> [Task prompt] Copy each line where the word "поддержку" occurs.

> [Extracted data]
+ + + + +

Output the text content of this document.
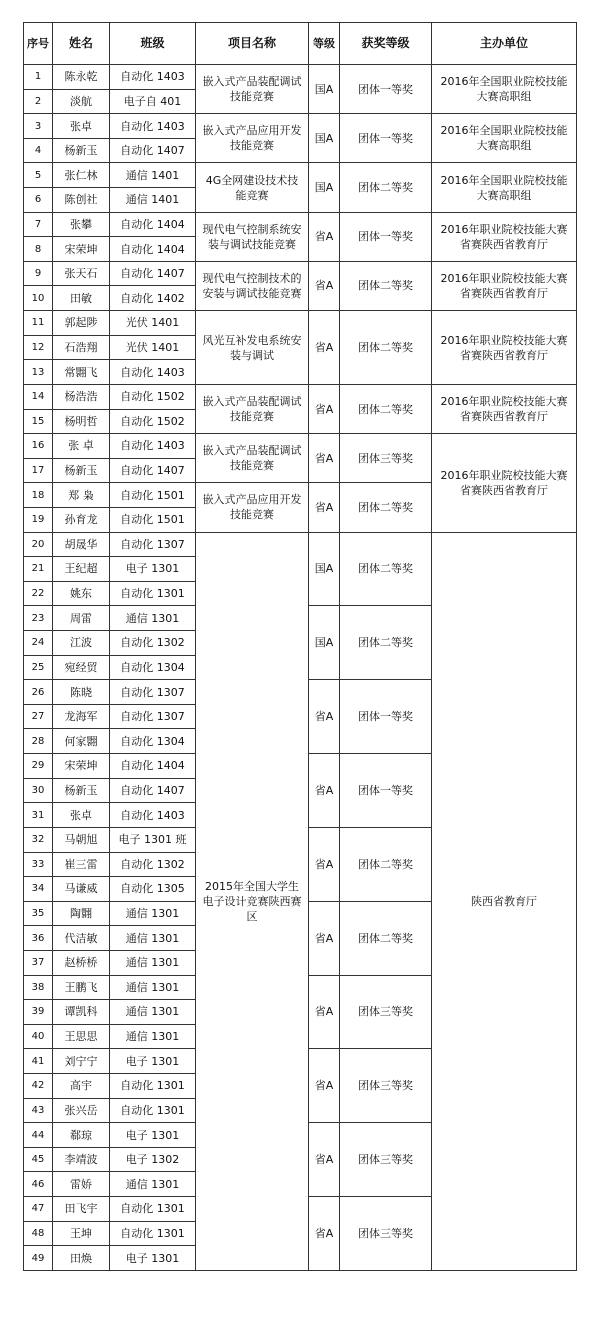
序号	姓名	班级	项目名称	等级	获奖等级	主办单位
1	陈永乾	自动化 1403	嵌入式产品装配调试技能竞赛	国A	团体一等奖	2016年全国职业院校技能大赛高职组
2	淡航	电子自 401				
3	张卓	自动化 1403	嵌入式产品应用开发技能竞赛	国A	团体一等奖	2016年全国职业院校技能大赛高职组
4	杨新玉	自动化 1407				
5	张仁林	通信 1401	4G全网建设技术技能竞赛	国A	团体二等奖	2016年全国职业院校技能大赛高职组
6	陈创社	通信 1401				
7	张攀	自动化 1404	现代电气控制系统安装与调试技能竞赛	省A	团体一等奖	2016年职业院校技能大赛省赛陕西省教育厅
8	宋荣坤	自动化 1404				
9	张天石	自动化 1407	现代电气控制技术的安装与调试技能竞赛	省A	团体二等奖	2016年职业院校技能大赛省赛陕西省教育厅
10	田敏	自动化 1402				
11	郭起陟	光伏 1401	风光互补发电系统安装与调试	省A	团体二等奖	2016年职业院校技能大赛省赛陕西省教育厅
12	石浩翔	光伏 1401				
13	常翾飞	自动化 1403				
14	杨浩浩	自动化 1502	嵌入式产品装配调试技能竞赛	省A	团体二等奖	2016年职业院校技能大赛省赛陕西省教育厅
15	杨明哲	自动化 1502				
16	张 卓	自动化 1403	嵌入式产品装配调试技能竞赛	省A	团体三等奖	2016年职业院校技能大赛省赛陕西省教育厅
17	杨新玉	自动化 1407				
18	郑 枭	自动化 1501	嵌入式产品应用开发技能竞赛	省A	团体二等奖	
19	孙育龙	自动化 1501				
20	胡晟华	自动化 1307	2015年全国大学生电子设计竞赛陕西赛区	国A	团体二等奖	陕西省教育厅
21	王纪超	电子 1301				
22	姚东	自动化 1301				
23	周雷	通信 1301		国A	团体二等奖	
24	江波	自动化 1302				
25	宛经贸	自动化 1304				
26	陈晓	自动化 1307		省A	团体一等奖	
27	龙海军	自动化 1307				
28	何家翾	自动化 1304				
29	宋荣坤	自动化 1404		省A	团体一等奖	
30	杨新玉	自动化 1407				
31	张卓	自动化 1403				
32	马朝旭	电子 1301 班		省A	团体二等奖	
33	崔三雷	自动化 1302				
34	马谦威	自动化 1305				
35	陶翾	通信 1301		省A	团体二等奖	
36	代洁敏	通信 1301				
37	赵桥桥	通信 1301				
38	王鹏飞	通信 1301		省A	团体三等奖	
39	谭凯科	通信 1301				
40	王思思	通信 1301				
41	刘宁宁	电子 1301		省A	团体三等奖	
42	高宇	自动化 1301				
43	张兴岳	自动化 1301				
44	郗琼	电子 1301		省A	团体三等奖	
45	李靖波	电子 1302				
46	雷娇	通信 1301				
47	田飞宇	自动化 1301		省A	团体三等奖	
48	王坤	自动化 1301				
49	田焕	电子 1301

+ + + + +

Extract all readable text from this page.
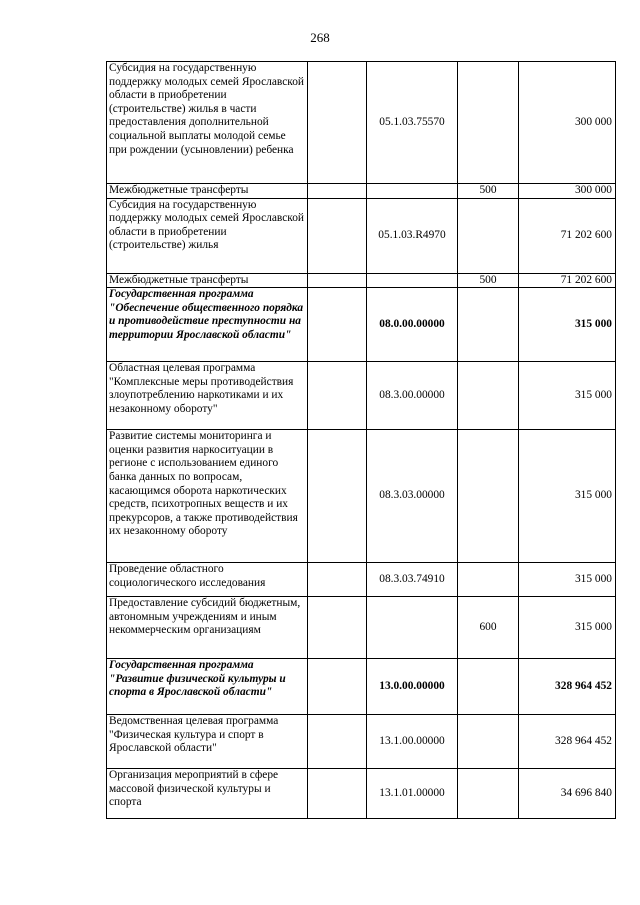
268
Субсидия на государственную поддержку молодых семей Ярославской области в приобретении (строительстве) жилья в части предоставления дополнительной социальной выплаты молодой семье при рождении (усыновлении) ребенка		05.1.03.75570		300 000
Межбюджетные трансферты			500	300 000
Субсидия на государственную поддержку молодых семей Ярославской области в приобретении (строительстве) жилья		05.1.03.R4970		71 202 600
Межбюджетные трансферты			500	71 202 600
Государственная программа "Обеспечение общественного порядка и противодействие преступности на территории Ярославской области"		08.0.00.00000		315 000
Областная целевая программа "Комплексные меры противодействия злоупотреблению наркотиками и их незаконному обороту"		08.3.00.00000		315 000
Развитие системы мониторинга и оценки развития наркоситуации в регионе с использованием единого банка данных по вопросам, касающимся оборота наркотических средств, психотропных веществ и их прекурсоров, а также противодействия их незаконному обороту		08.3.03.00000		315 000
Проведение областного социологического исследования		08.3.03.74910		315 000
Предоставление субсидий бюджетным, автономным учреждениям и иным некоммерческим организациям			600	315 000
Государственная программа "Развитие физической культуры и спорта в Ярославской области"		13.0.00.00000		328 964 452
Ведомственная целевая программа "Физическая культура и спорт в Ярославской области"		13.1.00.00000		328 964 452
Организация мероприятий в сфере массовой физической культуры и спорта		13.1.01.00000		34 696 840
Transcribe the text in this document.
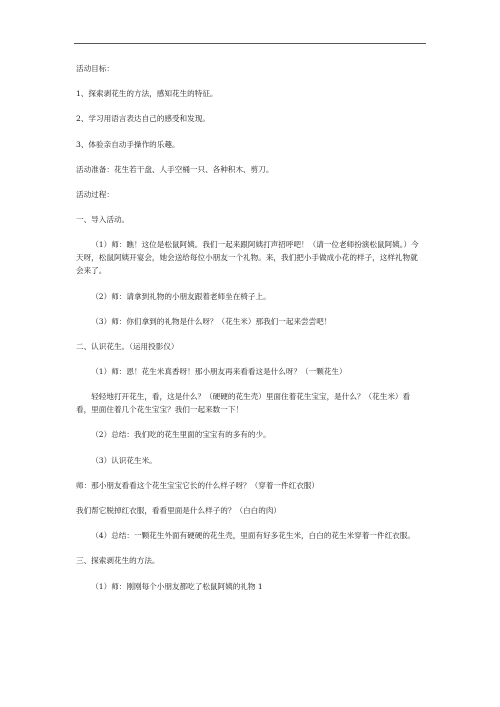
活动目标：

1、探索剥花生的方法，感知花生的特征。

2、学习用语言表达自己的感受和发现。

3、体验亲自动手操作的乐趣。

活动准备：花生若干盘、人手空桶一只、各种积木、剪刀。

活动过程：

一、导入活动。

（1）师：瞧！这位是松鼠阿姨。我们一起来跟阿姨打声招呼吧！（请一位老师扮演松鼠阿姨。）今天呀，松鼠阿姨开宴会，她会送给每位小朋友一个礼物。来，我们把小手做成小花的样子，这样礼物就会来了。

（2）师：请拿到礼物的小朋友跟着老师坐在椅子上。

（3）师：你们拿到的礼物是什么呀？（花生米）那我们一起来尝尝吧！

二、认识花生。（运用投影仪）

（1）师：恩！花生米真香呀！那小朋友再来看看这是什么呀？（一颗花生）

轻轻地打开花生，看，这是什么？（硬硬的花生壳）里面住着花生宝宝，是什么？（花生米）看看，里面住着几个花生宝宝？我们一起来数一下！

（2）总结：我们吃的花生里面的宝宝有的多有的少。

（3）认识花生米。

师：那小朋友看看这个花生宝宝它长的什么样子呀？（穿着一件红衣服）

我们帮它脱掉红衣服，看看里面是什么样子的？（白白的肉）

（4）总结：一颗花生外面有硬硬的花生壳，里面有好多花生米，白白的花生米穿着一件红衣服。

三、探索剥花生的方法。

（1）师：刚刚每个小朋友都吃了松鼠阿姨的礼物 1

+ + + + +

> [Answer]
Субсидия на государственную поддержку молодых семей Ярославской области в приобретении (строительстве) жилья в части предоставления дополнительной социальной выплаты молодой семье при рождении (усыновлении) ребенка		05.1.03.75570		300 000
Субсидия на государственную поддержку молодых семей Ярославской области в приобретении (строительстве) жилья		05.1.03.R4970		71 202 600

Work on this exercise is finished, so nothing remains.